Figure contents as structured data
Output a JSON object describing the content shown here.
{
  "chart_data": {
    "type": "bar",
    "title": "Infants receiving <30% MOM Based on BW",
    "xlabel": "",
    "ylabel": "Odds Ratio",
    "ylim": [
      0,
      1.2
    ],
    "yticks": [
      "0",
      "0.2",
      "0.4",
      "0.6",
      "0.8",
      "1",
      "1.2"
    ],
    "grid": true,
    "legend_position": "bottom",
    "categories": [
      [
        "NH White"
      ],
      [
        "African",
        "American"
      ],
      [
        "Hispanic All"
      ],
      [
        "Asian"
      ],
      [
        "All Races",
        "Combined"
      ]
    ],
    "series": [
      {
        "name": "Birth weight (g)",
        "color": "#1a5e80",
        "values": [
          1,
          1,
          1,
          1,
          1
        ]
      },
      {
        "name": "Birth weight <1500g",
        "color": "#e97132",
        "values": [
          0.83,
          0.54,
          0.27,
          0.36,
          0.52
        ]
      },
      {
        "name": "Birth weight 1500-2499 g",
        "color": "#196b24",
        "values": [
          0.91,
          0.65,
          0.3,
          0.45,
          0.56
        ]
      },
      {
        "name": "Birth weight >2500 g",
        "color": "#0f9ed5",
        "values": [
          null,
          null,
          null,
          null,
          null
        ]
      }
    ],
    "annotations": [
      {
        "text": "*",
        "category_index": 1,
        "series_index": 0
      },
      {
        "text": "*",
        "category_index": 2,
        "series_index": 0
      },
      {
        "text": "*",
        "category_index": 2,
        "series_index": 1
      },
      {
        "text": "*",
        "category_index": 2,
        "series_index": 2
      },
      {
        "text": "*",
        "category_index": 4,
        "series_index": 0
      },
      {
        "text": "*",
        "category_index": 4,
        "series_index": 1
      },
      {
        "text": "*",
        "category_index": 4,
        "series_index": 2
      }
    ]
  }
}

What is required =
Make an exact copy of the records.

The completed task =
Output a JSON object describing the content shown here.
{
  "chart_data": {
    "type": "bar",
    "title": "Infants receiving <30% MOM Based on BW",
    "xlabel": "",
    "ylabel": "Odds Ratio",
    "ylim": [
      0,
      1.2
    ],
    "yticks": [
      "0",
      "0.2",
      "0.4",
      "0.6",
      "0.8",
      "1",
      "1.2"
    ],
    "grid": true,
    "legend_position": "bottom",
    "categories": [
      [
        "NH White"
      ],
      [
        "African",
        "American"
      ],
      [
        "Hispanic All"
      ],
      [
        "Asian"
      ],
      [
        "All Races",
        "Combined"
      ]
    ],
    "series": [
      {
        "name": "Birth weight (g)",
        "color": "#1a5e80",
        "values": [
          1,
          1,
          1,
          1,
          1
        ]
      },
      {
        "name": "Birth weight <1500g",
        "color": "#e97132",
        "values": [
          0.83,
          0.54,
          0.27,
          0.36,
          0.52
        ]
      },
      {
        "name": "Birth weight 1500-2499 g",
        "color": "#196b24",
        "values": [
          0.91,
          0.65,
          0.3,
          0.45,
          0.56
        ]
      },
      {
        "name": "Birth weight >2500 g",
        "color": "#0f9ed5",
        "values": [
          null,
          null,
          null,
          null,
          null
        ]
      }
    ],
    "annotations": [
      {
        "text": "*",
        "category_index": 1,
        "series_index": 0
      },
      {
        "text": "*",
        "category_index": 2,
        "series_index": 0
      },
      {
        "text": "*",
        "category_index": 2,
        "series_index": 1
      },
      {
        "text": "*",
        "category_index": 2,
        "series_index": 2
      },
      {
        "text": "*",
        "category_index": 4,
        "series_index": 0
      },
      {
        "text": "*",
        "category_index": 4,
        "series_index": 1
      },
      {
        "text": "*",
        "category_index": 4,
        "series_index": 2
      }
    ]
  }
}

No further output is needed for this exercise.